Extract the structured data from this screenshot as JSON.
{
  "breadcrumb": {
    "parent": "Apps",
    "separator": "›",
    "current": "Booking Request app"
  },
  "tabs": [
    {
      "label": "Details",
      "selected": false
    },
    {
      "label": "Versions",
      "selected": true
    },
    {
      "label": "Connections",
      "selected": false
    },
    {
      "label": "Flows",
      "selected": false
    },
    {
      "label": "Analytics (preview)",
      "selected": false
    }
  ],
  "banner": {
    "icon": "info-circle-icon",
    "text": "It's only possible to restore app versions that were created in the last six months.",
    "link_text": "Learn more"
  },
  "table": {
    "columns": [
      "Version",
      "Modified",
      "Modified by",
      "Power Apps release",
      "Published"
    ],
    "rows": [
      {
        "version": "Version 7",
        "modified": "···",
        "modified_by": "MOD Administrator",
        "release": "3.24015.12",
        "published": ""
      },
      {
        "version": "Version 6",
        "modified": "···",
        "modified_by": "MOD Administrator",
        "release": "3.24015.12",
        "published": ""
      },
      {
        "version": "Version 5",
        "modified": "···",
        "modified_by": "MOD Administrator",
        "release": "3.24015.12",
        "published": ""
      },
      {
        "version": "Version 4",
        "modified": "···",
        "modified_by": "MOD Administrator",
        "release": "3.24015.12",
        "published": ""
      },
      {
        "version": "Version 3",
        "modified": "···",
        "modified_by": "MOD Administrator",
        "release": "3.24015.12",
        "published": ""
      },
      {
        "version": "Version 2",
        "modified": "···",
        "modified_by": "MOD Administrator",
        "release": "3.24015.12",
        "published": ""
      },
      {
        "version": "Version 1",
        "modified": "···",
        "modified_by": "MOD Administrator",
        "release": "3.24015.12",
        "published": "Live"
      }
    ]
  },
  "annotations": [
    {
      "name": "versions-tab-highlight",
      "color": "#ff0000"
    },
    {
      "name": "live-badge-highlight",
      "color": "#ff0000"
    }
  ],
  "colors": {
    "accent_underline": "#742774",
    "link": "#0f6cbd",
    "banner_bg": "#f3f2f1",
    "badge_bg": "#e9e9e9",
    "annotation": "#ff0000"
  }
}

--- Aim ---
Using the data above, repeat every line exactly.

--- Result of this exercise ---
Extract the structured data from this screenshot as JSON.
{
  "breadcrumb": {
    "parent": "Apps",
    "separator": "›",
    "current": "Booking Request app"
  },
  "tabs": [
    {
      "label": "Details",
      "selected": false
    },
    {
      "label": "Versions",
      "selected": true
    },
    {
      "label": "Connections",
      "selected": false
    },
    {
      "label": "Flows",
      "selected": false
    },
    {
      "label": "Analytics (preview)",
      "selected": false
    }
  ],
  "banner": {
    "icon": "info-circle-icon",
    "text": "It's only possible to restore app versions that were created in the last six months.",
    "link_text": "Learn more"
  },
  "table": {
    "columns": [
      "Version",
      "Modified",
      "Modified by",
      "Power Apps release",
      "Published"
    ],
    "rows": [
      {
        "version": "Version 7",
        "modified": "···",
        "modified_by": "MOD Administrator",
        "release": "3.24015.12",
        "published": ""
      },
      {
        "version": "Version 6",
        "modified": "···",
        "modified_by": "MOD Administrator",
        "release": "3.24015.12",
        "published": ""
      },
      {
        "version": "Version 5",
        "modified": "···",
        "modified_by": "MOD Administrator",
        "release": "3.24015.12",
        "published": ""
      },
      {
        "version": "Version 4",
        "modified": "···",
        "modified_by": "MOD Administrator",
        "release": "3.24015.12",
        "published": ""
      },
      {
        "version": "Version 3",
        "modified": "···",
        "modified_by": "MOD Administrator",
        "release": "3.24015.12",
        "published": ""
      },
      {
        "version": "Version 2",
        "modified": "···",
        "modified_by": "MOD Administrator",
        "release": "3.24015.12",
        "published": ""
      },
      {
        "version": "Version 1",
        "modified": "···",
        "modified_by": "MOD Administrator",
        "release": "3.24015.12",
        "published": "Live"
      }
    ]
  },
  "annotations": [
    {
      "name": "versions-tab-highlight",
      "color": "#ff0000"
    },
    {
      "name": "live-badge-highlight",
      "color": "#ff0000"
    }
  ],
  "colors": {
    "accent_underline": "#742774",
    "link": "#0f6cbd",
    "banner_bg": "#f3f2f1",
    "badge_bg": "#e9e9e9",
    "annotation": "#ff0000"
  }
}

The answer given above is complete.